## START RECORDS SUPPLIED

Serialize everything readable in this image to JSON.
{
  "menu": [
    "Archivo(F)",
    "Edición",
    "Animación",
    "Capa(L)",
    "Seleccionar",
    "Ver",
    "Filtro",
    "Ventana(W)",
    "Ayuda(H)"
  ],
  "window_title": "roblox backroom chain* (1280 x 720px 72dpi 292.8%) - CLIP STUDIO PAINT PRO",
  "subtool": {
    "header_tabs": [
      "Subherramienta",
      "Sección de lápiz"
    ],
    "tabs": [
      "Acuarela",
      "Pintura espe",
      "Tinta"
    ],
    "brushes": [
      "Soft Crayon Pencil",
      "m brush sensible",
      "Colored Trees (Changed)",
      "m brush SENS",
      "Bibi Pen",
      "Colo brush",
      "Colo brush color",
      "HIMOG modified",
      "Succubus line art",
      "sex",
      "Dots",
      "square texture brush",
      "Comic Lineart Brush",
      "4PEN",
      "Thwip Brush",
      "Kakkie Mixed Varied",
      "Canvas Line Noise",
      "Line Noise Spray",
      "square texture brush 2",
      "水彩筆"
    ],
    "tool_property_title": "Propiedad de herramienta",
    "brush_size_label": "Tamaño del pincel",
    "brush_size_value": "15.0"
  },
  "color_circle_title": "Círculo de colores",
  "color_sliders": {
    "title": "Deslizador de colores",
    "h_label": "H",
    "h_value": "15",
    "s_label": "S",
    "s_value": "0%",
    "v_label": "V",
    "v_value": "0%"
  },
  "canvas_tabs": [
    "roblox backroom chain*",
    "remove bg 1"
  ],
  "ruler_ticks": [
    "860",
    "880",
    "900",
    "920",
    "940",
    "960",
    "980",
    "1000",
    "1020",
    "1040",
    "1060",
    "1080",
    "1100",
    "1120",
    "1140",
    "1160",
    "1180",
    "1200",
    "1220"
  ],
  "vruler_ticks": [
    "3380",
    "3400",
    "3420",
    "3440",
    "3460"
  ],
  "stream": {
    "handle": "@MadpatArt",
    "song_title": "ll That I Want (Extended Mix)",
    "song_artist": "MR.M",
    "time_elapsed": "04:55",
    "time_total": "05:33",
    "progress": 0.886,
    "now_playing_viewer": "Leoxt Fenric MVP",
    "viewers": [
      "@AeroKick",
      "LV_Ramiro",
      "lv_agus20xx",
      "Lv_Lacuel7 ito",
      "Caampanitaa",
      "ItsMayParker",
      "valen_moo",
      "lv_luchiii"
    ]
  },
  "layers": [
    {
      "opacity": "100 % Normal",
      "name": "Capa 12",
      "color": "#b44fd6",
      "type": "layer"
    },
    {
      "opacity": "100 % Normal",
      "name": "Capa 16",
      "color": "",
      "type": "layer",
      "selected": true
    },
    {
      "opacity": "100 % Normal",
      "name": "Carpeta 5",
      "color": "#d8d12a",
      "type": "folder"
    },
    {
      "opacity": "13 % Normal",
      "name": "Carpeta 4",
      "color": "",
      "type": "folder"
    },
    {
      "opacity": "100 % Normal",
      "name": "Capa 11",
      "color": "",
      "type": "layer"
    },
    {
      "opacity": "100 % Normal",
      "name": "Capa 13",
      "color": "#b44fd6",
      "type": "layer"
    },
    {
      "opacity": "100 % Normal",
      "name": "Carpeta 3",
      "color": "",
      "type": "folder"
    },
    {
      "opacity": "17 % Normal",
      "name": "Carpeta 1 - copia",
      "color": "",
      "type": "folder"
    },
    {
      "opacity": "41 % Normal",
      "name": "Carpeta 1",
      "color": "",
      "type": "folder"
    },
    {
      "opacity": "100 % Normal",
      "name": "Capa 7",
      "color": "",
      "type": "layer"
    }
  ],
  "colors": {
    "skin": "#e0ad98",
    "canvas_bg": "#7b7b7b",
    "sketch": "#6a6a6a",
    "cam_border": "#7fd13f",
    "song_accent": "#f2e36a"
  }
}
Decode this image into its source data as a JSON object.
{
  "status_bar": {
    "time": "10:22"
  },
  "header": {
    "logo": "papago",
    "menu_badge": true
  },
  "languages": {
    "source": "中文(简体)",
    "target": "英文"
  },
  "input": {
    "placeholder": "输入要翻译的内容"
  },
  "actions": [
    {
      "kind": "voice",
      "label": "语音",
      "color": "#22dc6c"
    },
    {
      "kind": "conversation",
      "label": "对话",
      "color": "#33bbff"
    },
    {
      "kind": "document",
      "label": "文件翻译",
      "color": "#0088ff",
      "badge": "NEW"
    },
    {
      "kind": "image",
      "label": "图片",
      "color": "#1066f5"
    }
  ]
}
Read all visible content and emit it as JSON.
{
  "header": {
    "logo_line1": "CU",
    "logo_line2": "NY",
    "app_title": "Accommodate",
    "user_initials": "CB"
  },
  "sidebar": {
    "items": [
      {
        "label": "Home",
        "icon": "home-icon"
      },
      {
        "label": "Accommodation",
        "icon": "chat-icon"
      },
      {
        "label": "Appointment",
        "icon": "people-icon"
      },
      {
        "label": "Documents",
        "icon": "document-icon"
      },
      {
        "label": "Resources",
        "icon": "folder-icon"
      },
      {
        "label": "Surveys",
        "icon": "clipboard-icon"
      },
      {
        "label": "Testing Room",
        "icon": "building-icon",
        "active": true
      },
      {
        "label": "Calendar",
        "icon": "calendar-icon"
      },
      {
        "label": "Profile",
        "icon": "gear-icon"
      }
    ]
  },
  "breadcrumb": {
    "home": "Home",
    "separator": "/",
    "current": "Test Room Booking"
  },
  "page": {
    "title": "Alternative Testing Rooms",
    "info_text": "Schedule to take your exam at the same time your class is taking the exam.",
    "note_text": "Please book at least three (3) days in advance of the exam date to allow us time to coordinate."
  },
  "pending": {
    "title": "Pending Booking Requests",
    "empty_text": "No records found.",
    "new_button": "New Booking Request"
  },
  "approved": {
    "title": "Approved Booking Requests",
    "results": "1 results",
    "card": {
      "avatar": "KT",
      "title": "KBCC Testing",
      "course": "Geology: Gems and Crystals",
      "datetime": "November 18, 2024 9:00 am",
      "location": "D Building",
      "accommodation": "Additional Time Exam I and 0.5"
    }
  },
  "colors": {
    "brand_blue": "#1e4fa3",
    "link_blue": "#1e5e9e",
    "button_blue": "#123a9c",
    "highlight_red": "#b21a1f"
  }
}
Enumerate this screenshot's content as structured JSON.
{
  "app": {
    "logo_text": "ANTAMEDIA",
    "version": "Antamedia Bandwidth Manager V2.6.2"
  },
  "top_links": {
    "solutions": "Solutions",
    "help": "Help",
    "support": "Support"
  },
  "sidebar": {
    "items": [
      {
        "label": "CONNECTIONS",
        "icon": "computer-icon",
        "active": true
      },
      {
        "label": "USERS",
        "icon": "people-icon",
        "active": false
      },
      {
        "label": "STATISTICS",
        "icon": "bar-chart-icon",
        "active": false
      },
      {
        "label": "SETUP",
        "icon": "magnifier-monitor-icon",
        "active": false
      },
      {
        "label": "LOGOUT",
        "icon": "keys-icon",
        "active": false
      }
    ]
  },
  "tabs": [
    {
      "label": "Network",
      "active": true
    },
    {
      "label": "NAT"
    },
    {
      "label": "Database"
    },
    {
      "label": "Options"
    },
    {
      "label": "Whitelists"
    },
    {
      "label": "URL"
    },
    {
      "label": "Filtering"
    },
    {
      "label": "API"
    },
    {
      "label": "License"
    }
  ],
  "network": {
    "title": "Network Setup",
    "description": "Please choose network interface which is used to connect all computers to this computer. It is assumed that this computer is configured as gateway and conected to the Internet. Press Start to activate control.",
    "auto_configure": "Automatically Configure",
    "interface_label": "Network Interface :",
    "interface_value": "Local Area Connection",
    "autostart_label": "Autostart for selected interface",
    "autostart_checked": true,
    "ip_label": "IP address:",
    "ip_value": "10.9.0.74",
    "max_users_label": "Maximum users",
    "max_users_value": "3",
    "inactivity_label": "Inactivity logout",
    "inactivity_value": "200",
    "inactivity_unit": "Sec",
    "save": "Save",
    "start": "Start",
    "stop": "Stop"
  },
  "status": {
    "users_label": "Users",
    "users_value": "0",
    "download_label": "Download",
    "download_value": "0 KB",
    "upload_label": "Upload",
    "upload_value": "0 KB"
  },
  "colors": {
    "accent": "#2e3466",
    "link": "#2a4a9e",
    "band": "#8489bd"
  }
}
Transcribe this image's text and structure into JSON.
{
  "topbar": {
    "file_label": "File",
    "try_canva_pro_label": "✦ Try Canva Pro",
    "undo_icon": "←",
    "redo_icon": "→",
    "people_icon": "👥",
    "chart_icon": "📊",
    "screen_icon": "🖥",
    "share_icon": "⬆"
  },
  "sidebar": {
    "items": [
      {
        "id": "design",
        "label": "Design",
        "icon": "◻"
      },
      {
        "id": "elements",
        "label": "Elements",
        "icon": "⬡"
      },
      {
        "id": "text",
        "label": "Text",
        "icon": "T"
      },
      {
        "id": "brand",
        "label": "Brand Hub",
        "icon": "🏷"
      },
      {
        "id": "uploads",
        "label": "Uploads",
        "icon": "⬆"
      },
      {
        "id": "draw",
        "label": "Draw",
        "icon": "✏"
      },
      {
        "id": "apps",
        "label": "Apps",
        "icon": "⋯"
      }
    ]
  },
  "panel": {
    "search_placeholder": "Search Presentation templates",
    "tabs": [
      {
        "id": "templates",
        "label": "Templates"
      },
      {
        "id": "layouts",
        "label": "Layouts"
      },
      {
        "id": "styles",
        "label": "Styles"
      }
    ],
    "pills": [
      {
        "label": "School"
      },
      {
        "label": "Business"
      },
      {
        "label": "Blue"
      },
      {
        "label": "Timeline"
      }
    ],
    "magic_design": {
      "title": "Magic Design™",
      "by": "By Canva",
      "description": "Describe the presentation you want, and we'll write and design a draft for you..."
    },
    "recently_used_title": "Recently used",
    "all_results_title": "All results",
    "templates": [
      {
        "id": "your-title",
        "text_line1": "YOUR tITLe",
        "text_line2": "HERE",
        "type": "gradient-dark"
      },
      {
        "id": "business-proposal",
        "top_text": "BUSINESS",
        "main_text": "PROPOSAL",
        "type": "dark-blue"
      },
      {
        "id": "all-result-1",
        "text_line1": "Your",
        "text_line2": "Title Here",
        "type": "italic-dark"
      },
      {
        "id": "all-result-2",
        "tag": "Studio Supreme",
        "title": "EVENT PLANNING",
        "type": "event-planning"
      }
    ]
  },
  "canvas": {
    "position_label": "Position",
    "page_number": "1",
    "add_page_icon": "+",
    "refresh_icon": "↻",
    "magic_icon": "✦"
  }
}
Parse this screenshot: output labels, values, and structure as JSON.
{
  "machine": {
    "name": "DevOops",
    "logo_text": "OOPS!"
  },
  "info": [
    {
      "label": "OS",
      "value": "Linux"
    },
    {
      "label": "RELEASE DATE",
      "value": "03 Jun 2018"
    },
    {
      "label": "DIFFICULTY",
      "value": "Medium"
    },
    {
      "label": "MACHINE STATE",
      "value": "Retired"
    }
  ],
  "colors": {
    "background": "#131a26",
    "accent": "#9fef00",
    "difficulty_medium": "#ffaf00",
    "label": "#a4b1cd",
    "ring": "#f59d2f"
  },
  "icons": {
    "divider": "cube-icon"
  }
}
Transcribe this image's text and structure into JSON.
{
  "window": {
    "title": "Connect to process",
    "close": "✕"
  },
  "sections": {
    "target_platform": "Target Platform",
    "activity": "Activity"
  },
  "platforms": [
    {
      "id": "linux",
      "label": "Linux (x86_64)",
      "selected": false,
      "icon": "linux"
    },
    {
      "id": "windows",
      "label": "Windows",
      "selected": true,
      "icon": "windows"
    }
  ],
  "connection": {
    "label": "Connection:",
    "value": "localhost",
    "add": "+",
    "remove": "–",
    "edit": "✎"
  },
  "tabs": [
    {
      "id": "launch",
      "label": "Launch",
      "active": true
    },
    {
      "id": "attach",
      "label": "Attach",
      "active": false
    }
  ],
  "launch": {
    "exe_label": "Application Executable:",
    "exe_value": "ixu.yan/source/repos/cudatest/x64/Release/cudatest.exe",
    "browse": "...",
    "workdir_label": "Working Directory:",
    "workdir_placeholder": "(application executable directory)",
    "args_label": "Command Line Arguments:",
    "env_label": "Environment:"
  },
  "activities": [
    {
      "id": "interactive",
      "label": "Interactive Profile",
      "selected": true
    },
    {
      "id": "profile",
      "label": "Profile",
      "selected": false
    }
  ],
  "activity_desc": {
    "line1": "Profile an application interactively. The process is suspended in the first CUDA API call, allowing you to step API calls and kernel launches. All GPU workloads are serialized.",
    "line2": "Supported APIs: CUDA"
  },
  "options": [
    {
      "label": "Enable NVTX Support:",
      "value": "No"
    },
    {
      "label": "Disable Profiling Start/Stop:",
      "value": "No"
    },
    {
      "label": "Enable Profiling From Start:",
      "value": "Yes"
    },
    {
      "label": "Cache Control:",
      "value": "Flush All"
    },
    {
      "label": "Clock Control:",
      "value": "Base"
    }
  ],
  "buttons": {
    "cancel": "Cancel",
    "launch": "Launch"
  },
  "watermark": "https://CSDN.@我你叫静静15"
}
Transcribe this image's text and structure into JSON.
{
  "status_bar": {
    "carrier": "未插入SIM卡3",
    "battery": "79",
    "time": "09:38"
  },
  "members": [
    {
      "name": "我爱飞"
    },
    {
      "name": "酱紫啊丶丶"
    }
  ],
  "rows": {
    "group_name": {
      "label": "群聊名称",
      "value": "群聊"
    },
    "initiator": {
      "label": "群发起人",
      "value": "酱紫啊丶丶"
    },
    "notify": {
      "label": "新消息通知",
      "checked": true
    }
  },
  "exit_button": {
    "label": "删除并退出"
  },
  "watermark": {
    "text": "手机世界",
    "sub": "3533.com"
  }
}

## END RECORDS SUPPLIED

DESCRIPTION OF THE TASK: Every line of the records that includes the word "roblox" should be gathered.

SOLUTION TO THIS PROBLEM:
  "window_title": "roblox backroom chain* (1280 x 720px 72dpi 292.8%) - CLIP STUDIO PAINT PRO",
    "roblox backroom chain*",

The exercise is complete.